[Dataset entries on figures]

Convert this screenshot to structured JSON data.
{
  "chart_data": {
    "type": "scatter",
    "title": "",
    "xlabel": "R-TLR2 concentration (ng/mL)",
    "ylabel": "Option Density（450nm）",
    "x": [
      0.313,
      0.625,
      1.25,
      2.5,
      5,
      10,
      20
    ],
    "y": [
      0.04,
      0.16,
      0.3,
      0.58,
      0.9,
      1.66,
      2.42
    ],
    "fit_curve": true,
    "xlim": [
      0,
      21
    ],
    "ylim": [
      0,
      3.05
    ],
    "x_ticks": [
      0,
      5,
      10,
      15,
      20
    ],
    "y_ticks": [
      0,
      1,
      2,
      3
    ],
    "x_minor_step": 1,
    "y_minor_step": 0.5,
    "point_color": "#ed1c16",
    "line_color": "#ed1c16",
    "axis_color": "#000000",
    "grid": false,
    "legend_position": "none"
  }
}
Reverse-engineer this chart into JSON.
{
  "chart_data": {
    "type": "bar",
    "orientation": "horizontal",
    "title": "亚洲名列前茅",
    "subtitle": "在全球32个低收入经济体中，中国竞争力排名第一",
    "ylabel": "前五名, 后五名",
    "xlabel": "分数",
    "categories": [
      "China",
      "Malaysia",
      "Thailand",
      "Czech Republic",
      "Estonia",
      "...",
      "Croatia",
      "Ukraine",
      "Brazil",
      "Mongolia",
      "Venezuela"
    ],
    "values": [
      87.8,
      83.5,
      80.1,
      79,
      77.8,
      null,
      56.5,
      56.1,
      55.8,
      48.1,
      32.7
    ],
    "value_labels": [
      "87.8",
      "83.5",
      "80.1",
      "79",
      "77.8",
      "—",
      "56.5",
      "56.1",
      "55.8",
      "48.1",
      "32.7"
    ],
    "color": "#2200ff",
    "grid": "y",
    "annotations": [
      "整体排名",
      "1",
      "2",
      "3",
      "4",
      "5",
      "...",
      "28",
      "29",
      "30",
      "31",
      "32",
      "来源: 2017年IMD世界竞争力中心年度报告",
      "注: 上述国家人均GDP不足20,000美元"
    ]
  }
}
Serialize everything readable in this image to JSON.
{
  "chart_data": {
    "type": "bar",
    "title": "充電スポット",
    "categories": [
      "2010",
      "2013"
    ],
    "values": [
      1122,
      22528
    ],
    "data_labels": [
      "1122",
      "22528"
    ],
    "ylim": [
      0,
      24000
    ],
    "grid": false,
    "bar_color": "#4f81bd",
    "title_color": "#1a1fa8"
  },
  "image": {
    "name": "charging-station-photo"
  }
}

TASK TO COMPLETE:
Give back all the records exactly as they stand.

RESULT OF THIS TASK:
Convert this screenshot to structured JSON data.
{
  "chart_data": {
    "type": "scatter",
    "title": "",
    "xlabel": "R-TLR2 concentration (ng/mL)",
    "ylabel": "Option Density（450nm）",
    "x": [
      0.313,
      0.625,
      1.25,
      2.5,
      5,
      10,
      20
    ],
    "y": [
      0.04,
      0.16,
      0.3,
      0.58,
      0.9,
      1.66,
      2.42
    ],
    "fit_curve": true,
    "xlim": [
      0,
      21
    ],
    "ylim": [
      0,
      3.05
    ],
    "x_ticks": [
      0,
      5,
      10,
      15,
      20
    ],
    "y_ticks": [
      0,
      1,
      2,
      3
    ],
    "x_minor_step": 1,
    "y_minor_step": 0.5,
    "point_color": "#ed1c16",
    "line_color": "#ed1c16",
    "axis_color": "#000000",
    "grid": false,
    "legend_position": "none"
  }
}
Reverse-engineer this chart into JSON.
{
  "chart_data": {
    "type": "bar",
    "orientation": "horizontal",
    "title": "亚洲名列前茅",
    "subtitle": "在全球32个低收入经济体中，中国竞争力排名第一",
    "ylabel": "前五名, 后五名",
    "xlabel": "分数",
    "categories": [
      "China",
      "Malaysia",
      "Thailand",
      "Czech Republic",
      "Estonia",
      "...",
      "Croatia",
      "Ukraine",
      "Brazil",
      "Mongolia",
      "Venezuela"
    ],
    "values": [
      87.8,
      83.5,
      80.1,
      79,
      77.8,
      null,
      56.5,
      56.1,
      55.8,
      48.1,
      32.7
    ],
    "value_labels": [
      "87.8",
      "83.5",
      "80.1",
      "79",
      "77.8",
      "—",
      "56.5",
      "56.1",
      "55.8",
      "48.1",
      "32.7"
    ],
    "color": "#2200ff",
    "grid": "y",
    "annotations": [
      "整体排名",
      "1",
      "2",
      "3",
      "4",
      "5",
      "...",
      "28",
      "29",
      "30",
      "31",
      "32",
      "来源: 2017年IMD世界竞争力中心年度报告",
      "注: 上述国家人均GDP不足20,000美元"
    ]
  }
}
Serialize everything readable in this image to JSON.
{
  "chart_data": {
    "type": "bar",
    "title": "充電スポット",
    "categories": [
      "2010",
      "2013"
    ],
    "values": [
      1122,
      22528
    ],
    "data_labels": [
      "1122",
      "22528"
    ],
    "ylim": [
      0,
      24000
    ],
    "grid": false,
    "bar_color": "#4f81bd",
    "title_color": "#1a1fa8"
  },
  "image": {
    "name": "charging-station-photo"
  }
}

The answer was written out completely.